● **EXERCISE DETAILS**
Copy out all lines carrying the word "Extinction".

● **RECORDS FOR THE EXERCISE**
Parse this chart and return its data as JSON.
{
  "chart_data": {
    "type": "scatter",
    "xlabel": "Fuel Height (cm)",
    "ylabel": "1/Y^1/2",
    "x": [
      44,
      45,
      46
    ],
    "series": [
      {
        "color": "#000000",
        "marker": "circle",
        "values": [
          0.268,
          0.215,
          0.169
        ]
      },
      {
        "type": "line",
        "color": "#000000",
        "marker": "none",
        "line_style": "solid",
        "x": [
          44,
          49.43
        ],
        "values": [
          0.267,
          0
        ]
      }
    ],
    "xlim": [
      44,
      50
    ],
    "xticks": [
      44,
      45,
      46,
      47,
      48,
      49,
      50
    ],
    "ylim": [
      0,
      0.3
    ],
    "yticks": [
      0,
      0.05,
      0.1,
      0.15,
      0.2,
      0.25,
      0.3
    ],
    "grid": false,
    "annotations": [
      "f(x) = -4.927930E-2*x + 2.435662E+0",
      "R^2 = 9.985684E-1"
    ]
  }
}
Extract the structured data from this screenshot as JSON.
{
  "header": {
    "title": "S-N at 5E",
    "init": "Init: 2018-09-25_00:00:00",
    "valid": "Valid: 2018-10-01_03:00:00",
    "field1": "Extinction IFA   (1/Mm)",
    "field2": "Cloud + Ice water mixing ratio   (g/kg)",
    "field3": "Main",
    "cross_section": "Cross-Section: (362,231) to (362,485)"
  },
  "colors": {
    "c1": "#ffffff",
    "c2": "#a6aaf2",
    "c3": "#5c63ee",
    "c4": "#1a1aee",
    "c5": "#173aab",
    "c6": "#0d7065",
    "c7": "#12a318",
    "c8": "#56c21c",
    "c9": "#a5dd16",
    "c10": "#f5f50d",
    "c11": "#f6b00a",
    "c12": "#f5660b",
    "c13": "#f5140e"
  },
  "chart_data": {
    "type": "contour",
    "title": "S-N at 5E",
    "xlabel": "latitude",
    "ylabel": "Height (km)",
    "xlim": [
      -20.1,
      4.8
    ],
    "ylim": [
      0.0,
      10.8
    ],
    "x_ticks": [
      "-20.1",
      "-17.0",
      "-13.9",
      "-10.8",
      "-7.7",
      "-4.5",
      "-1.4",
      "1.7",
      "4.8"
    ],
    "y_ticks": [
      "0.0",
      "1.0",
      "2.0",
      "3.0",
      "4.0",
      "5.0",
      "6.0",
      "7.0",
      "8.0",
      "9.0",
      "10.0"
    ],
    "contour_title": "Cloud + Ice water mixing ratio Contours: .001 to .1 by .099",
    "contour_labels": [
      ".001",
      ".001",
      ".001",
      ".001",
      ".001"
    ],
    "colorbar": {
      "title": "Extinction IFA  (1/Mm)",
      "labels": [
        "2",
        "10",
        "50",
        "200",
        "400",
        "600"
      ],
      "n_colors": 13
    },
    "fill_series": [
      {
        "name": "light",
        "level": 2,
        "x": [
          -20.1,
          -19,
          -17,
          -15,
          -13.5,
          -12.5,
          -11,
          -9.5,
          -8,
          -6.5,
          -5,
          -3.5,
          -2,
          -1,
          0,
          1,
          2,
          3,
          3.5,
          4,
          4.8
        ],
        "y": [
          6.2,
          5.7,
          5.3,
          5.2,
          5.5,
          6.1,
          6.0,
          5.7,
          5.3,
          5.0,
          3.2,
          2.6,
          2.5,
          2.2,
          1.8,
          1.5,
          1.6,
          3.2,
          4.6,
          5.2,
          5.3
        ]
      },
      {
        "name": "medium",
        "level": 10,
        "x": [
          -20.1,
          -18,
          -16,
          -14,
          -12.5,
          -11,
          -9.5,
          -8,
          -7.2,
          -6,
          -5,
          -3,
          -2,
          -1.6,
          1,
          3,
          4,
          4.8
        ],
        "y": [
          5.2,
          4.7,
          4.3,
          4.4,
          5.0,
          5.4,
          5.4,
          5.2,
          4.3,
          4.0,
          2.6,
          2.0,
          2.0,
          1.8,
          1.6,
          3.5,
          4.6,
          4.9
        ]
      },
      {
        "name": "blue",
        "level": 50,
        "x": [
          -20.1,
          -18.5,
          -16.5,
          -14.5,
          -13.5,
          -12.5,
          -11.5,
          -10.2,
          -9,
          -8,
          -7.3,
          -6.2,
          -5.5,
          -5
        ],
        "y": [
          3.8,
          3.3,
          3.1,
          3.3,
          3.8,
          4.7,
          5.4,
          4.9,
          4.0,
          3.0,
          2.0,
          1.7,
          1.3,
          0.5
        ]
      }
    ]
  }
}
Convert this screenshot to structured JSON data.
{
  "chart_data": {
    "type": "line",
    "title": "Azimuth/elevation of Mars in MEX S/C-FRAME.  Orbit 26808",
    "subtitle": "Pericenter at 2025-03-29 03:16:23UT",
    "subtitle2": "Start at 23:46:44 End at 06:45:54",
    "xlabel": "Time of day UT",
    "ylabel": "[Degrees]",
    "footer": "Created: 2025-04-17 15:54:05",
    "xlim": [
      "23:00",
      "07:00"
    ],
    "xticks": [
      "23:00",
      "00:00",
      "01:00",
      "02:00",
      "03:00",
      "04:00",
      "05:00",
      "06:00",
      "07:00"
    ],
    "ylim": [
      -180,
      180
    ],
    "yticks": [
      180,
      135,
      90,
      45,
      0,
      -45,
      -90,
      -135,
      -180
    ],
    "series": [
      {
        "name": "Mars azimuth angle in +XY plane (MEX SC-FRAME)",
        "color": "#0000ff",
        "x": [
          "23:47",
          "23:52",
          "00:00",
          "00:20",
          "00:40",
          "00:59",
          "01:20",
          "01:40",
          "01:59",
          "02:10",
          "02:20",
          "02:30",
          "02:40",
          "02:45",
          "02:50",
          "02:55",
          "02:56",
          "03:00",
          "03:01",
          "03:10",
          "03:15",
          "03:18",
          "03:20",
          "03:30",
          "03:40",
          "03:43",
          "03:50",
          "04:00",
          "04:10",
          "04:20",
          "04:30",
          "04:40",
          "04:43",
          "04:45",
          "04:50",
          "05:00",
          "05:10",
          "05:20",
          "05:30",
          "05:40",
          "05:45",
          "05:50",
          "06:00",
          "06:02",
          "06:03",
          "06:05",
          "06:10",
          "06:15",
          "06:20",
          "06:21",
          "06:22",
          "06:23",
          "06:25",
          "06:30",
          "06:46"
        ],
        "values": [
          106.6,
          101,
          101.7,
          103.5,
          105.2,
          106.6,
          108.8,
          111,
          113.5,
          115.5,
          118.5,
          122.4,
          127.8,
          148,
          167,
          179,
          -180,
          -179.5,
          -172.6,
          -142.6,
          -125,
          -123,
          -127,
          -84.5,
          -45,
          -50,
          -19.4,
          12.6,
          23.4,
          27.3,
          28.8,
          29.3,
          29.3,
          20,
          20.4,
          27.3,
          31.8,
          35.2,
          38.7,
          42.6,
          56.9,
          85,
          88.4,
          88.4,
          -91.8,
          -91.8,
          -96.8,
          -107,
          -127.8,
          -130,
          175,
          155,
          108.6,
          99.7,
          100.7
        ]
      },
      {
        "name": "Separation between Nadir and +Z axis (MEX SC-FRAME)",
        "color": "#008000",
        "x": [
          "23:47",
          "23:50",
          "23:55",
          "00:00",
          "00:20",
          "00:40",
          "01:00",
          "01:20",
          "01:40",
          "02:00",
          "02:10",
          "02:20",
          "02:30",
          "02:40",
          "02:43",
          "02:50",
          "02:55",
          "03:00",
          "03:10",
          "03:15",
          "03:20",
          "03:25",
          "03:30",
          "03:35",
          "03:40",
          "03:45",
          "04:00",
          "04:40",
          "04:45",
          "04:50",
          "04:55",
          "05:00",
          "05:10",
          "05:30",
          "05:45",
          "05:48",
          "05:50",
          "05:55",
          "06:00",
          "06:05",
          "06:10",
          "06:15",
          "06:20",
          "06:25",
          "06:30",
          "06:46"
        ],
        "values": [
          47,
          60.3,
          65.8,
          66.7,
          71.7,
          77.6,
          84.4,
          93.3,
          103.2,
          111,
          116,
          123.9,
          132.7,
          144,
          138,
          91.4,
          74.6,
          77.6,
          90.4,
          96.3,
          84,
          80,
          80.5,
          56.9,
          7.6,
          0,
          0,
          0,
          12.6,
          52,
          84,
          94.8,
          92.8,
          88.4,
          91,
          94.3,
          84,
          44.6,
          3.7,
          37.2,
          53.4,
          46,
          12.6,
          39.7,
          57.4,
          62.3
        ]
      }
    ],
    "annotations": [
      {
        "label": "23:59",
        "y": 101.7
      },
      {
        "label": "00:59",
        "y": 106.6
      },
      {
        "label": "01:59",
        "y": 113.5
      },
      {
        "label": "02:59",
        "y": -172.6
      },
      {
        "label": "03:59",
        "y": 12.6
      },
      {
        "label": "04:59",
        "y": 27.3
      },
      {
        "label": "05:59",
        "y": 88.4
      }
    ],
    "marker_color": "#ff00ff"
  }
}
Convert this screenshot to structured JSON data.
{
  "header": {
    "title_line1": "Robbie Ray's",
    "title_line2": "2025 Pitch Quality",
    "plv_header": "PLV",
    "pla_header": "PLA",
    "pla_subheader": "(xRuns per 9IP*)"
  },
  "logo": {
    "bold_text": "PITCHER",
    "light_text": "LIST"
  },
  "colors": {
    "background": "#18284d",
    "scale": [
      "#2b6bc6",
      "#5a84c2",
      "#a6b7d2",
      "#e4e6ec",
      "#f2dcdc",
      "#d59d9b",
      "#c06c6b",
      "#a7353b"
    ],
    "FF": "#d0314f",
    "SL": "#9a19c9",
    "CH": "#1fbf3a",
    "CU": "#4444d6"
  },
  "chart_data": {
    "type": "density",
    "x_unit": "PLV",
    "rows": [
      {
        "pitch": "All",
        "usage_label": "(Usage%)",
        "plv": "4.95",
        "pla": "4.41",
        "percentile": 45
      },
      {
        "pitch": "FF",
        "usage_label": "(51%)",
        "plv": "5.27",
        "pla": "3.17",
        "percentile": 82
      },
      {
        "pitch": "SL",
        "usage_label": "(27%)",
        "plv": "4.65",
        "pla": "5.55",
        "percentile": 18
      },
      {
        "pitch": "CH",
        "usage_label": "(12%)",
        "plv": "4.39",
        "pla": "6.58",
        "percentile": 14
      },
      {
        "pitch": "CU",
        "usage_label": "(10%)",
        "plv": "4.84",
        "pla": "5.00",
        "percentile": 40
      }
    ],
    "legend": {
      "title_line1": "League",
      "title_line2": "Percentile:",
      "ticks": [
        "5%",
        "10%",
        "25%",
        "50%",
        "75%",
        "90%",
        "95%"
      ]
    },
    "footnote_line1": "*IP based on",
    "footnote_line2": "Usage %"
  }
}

● **REPLY TO THE TASK**
    "field1": "Extinction IFA   (1/Mm)",
      "title": "Extinction IFA  (1/Mm)",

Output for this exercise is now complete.